WRITTEN EXERCISE - Rewrite the data as a Markdown table with the columns Row and Data line, numbering each line and leaving out blank lines. Begin at the line that contains "gravity-label: g (236, 102, 252, 138)" and stop after the line that contains "x-tick-label: 12 (508, 768, 531, 789)".

MATERIAL PROVIDED -
########

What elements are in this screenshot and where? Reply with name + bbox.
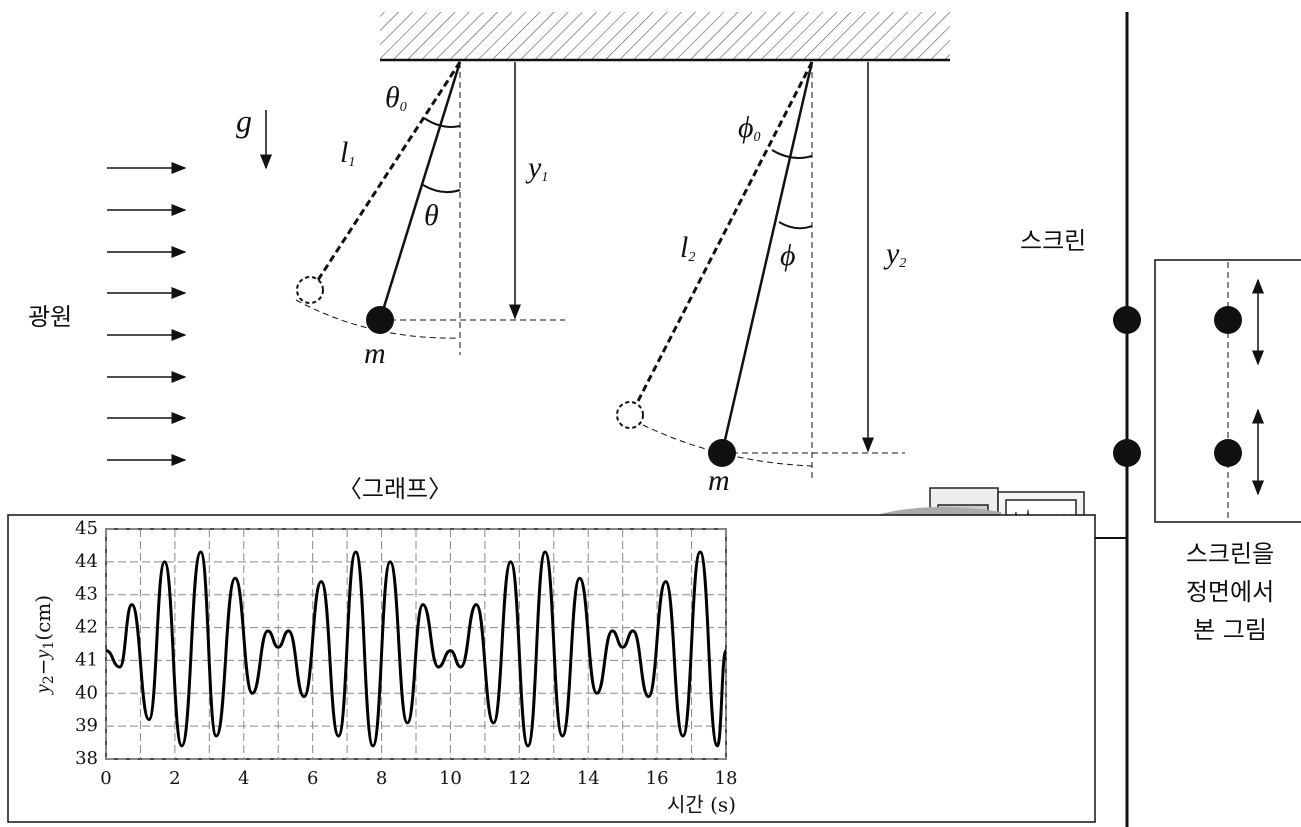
gravity-label: g (236, 102, 252, 138)
screen-label: 스크린 (1020, 227, 1086, 255)
x-tick-label: 14 (577, 768, 600, 789)
angle-arc (779, 222, 812, 228)
height-label: y1 (525, 151, 548, 185)
pendulum-2: l2 ϕ0 ϕ y2 m (617, 62, 906, 497)
ceiling (380, 12, 950, 60)
light-source-label: 광원 (28, 303, 72, 331)
y-tick-label: 43 (75, 584, 98, 605)
mass-label: m (708, 464, 730, 497)
caption-line: 스크린을 (1186, 540, 1274, 568)
x-tick-label: 0 (100, 768, 111, 789)
pendulum-1: l1 θ0 θ y1 m (296, 62, 565, 370)
initial-angle-label: ϕ0 (738, 111, 761, 145)
y-tick-label: 44 (75, 551, 98, 572)
length-label: l2 (680, 231, 695, 265)
angle-arc (423, 185, 460, 192)
angle-label: θ (424, 199, 439, 232)
string (722, 62, 812, 453)
angle-label: ϕ (780, 239, 796, 272)
figure: 광원 g l1 θ0 θ y1 m l2 ϕ0 ϕ y2 m (0, 0, 1301, 827)
x-tick-label: 12 (508, 768, 531, 789)
y-tick-label: 39 (75, 715, 98, 736)
caption-line: 정면에서 (1186, 578, 1274, 606)
initial-string (636, 62, 812, 405)
shadow (1214, 439, 1242, 467)
y-tick-label: 45 (75, 518, 98, 539)
mass-label: m (364, 337, 386, 370)
y-tick-label: 38 (75, 748, 98, 769)
x-tick-label: 16 (646, 768, 669, 789)
y-tick-label: 40 (75, 682, 98, 703)
initial-bob (297, 277, 323, 303)
initial-angle-label: θ0 (385, 81, 407, 115)
length-label: l1 (340, 136, 355, 170)
chart-title: 〈그래프〉 (338, 475, 452, 503)
shadow (1214, 306, 1242, 334)
x-tick-label: 2 (169, 768, 180, 789)
x-tick-label: 6 (307, 768, 318, 789)
caption-line: 본 그림 (1193, 616, 1267, 644)
x-tick-label: 10 (439, 768, 462, 789)
x-tick-label: 18 (715, 768, 738, 789)
y-tick-label: 41 (75, 649, 98, 670)
y-tick-label: 42 (75, 617, 98, 638)
initial-bob (617, 402, 643, 428)
x-axis-label: 시간 (s) (667, 793, 736, 817)
shadow (1113, 306, 1141, 334)
x-tick-label: 8 (376, 768, 387, 789)
light-rays (107, 168, 185, 460)
height-label: y2 (883, 237, 906, 271)
shadow (1113, 439, 1141, 467)
x-tick-label: 4 (238, 768, 249, 789)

########

WRITTEN SOLUTION -
| Row | Data line |
|---|---|
| 1 | gravity-label: g (236, 102, 252, 138) |
| 2 | screen-label: 스크린 (1020, 227, 1086, 255) |
| 3 | x-tick-label: 14 (577, 768, 600, 789) |
| 4 | angle-arc (779, 222, 812, 228) |
| 5 | height-label: y1 (525, 151, 548, 185) |
| 6 | pendulum-2: l2 ϕ0 ϕ y2 m (617, 62, 906, 497) |
| 7 | ceiling (380, 12, 950, 60) |
| 8 | light-source-label: 광원 (28, 303, 72, 331) |
| 9 | y-tick-label: 43 (75, 584, 98, 605) |
| 10 | mass-label: m (708, 464, 730, 497) |
| 11 | caption-line: 스크린을 (1186, 540, 1274, 568) |
| 12 | x-tick-label: 0 (100, 768, 111, 789) |
| 13 | pendulum-1: l1 θ0 θ y1 m (296, 62, 565, 370) |
| 14 | initial-angle-label: ϕ0 (738, 111, 761, 145) |
| 15 | y-tick-label: 44 (75, 551, 98, 572) |
| 16 | length-label: l2 (680, 231, 695, 265) |
| 17 | angle-arc (423, 185, 460, 192) |
| 18 | angle-label: θ (424, 199, 439, 232) |
| 19 | string (722, 62, 812, 453) |
| 20 | angle-label: ϕ (780, 239, 796, 272) |
| 21 | figure: 광원 g l1 θ0 θ y1 m l2 ϕ0 ϕ y2 m (0, 0, 1301, 827) |
| 22 | x-tick-label: 12 (508, 768, 531, 789) |